What you are asked to do: Find the word "completely" in the data. Return every line where it appears.

Dataset entries:
..............................

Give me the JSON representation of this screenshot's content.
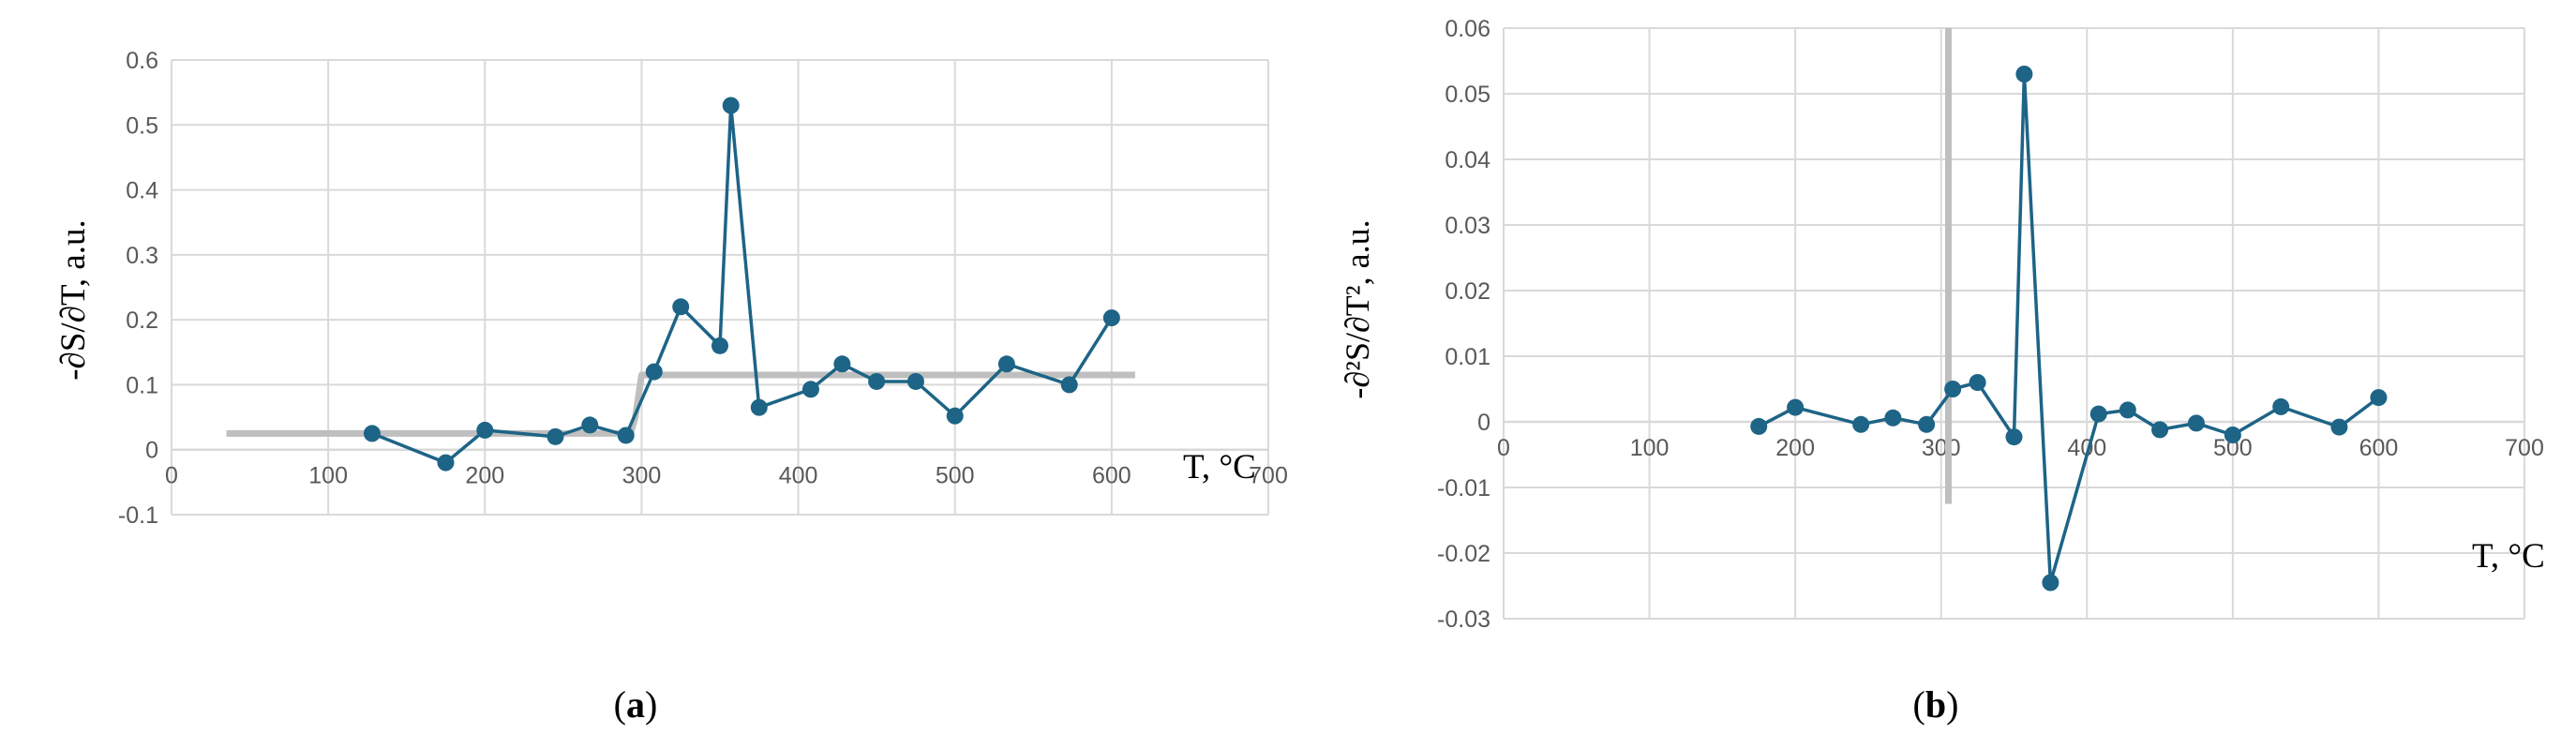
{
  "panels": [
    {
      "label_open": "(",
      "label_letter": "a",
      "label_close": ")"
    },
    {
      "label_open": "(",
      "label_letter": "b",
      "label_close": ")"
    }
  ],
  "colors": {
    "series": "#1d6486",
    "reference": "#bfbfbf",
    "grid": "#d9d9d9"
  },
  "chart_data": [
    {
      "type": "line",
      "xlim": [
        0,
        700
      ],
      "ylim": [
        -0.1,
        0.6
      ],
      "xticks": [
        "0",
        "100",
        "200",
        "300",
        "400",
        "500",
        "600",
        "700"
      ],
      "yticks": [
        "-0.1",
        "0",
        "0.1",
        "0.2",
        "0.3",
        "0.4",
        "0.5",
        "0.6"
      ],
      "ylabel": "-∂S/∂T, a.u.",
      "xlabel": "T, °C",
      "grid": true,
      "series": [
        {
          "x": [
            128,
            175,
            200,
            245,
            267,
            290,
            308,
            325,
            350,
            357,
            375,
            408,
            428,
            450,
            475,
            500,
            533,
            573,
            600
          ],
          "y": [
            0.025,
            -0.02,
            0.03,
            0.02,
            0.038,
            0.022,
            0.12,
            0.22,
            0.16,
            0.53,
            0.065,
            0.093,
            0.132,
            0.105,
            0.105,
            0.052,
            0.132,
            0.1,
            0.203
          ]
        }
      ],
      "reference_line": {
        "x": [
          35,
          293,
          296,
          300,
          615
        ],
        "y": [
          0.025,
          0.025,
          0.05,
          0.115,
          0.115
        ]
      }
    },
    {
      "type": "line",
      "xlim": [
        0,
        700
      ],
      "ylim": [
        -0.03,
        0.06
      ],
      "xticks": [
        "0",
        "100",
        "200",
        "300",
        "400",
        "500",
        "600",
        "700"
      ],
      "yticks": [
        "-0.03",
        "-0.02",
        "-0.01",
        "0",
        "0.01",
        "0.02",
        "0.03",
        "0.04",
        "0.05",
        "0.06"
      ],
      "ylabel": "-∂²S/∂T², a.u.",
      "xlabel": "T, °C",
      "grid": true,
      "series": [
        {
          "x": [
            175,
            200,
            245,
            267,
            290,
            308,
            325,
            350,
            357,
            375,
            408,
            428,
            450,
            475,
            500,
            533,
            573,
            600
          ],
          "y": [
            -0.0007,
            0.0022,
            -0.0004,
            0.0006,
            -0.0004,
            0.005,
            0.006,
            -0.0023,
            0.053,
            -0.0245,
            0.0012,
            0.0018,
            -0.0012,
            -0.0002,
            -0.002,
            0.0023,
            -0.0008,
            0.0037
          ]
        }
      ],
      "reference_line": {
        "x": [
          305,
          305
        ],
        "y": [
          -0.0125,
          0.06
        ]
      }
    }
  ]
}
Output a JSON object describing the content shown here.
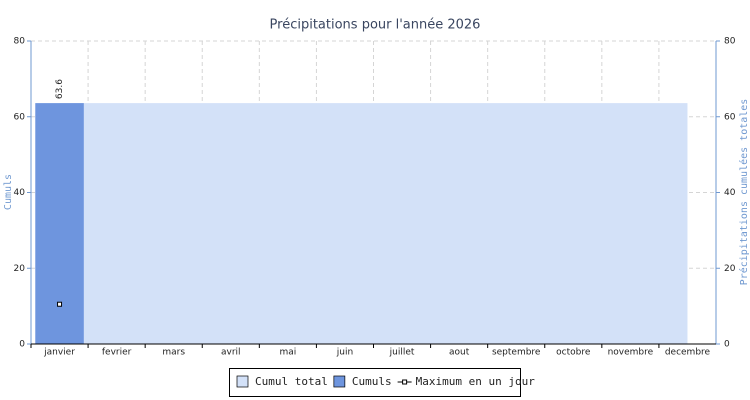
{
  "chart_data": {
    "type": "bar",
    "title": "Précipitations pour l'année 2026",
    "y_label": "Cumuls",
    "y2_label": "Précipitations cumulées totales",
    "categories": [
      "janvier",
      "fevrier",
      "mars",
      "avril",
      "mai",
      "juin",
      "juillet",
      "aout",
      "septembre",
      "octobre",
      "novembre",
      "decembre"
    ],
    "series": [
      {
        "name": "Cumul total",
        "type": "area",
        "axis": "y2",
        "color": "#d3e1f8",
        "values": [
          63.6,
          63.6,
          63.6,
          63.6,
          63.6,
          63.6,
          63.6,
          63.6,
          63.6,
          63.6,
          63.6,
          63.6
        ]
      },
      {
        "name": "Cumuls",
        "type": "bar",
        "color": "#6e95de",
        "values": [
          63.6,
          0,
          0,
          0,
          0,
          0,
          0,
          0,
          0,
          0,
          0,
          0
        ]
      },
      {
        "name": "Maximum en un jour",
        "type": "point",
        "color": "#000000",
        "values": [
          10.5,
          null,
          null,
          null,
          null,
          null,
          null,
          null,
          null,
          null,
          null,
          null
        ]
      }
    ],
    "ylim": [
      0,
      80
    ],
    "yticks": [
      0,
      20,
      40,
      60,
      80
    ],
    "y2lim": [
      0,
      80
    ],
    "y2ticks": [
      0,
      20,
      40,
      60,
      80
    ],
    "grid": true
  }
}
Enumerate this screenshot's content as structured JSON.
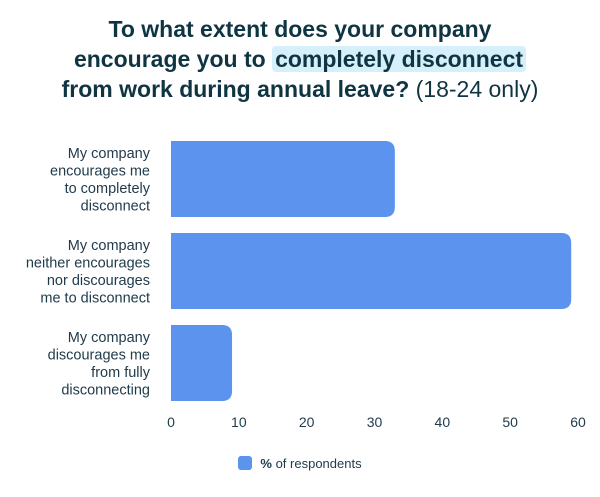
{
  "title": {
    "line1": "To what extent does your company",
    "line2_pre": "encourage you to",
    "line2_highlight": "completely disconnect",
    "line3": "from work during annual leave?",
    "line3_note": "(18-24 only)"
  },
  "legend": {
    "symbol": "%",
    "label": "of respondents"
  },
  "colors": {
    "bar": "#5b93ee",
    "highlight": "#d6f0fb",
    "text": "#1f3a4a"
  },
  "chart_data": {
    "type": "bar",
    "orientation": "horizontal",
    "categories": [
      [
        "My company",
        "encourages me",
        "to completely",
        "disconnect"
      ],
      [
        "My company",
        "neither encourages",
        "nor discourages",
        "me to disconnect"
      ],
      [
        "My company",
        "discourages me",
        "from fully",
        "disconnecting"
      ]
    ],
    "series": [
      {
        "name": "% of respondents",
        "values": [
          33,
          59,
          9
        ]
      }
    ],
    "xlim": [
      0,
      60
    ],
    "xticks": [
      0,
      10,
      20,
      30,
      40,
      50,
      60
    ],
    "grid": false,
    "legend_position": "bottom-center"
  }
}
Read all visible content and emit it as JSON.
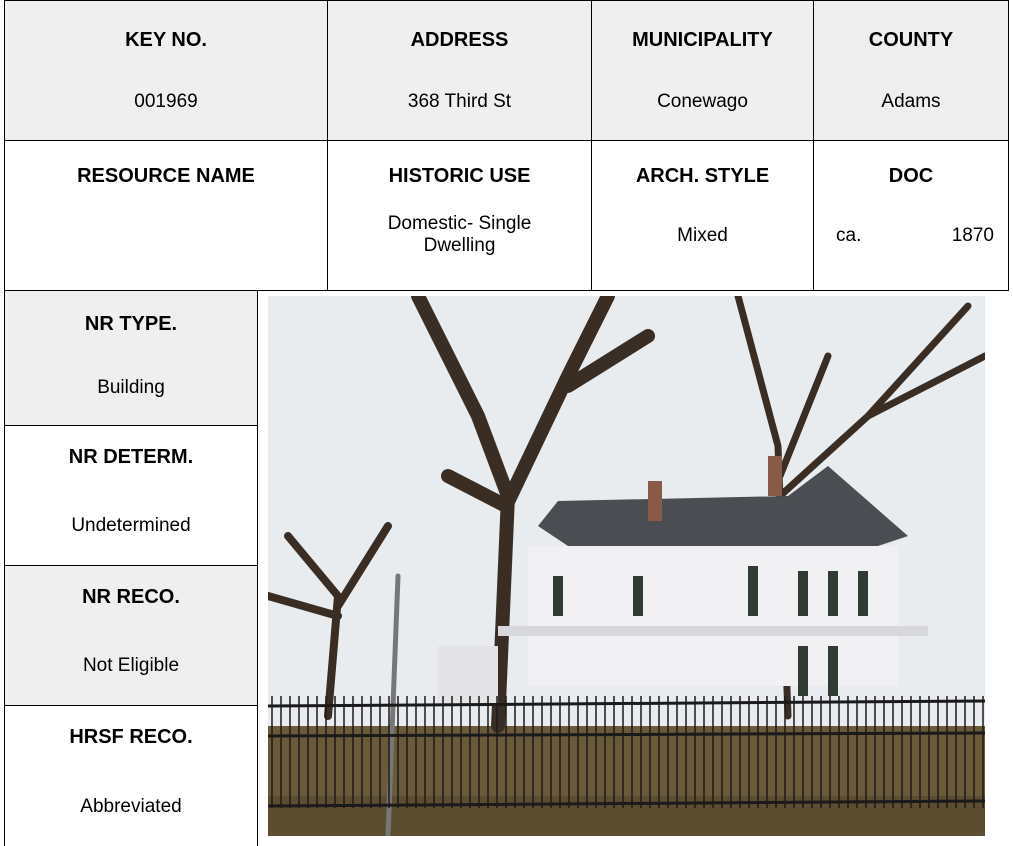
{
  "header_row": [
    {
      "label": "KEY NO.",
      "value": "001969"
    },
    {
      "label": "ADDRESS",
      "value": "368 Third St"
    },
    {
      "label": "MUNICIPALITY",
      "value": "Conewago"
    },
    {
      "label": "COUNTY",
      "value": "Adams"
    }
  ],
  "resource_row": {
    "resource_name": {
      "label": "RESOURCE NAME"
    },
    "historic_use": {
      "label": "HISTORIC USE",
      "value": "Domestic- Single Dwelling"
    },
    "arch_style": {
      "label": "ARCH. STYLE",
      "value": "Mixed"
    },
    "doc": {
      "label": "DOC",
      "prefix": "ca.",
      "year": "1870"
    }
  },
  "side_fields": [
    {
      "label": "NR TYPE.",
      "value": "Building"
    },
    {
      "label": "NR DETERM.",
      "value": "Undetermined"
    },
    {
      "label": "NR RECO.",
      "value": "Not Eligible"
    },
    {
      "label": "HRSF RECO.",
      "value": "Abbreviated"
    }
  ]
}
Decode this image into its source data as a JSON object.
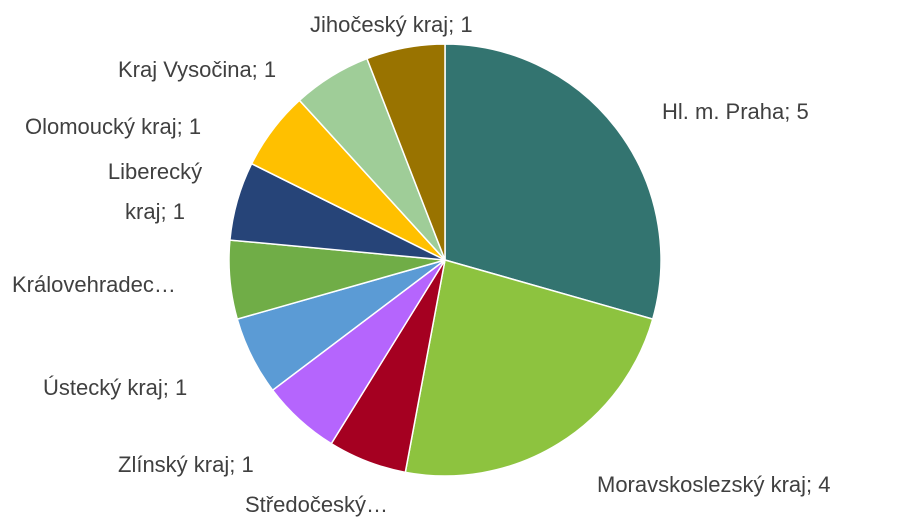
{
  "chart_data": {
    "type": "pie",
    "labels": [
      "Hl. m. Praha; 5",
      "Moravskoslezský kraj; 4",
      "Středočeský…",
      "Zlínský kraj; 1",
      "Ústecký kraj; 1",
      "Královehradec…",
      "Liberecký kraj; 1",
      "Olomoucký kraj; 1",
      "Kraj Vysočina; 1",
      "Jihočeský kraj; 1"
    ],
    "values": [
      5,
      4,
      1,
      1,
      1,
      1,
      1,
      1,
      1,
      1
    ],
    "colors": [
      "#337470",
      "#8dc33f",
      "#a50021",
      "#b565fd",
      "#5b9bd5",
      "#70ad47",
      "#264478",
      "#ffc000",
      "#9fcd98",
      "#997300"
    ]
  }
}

..............................

The reply:
    "line2_highlight": "completely disconnect",
        "to completely",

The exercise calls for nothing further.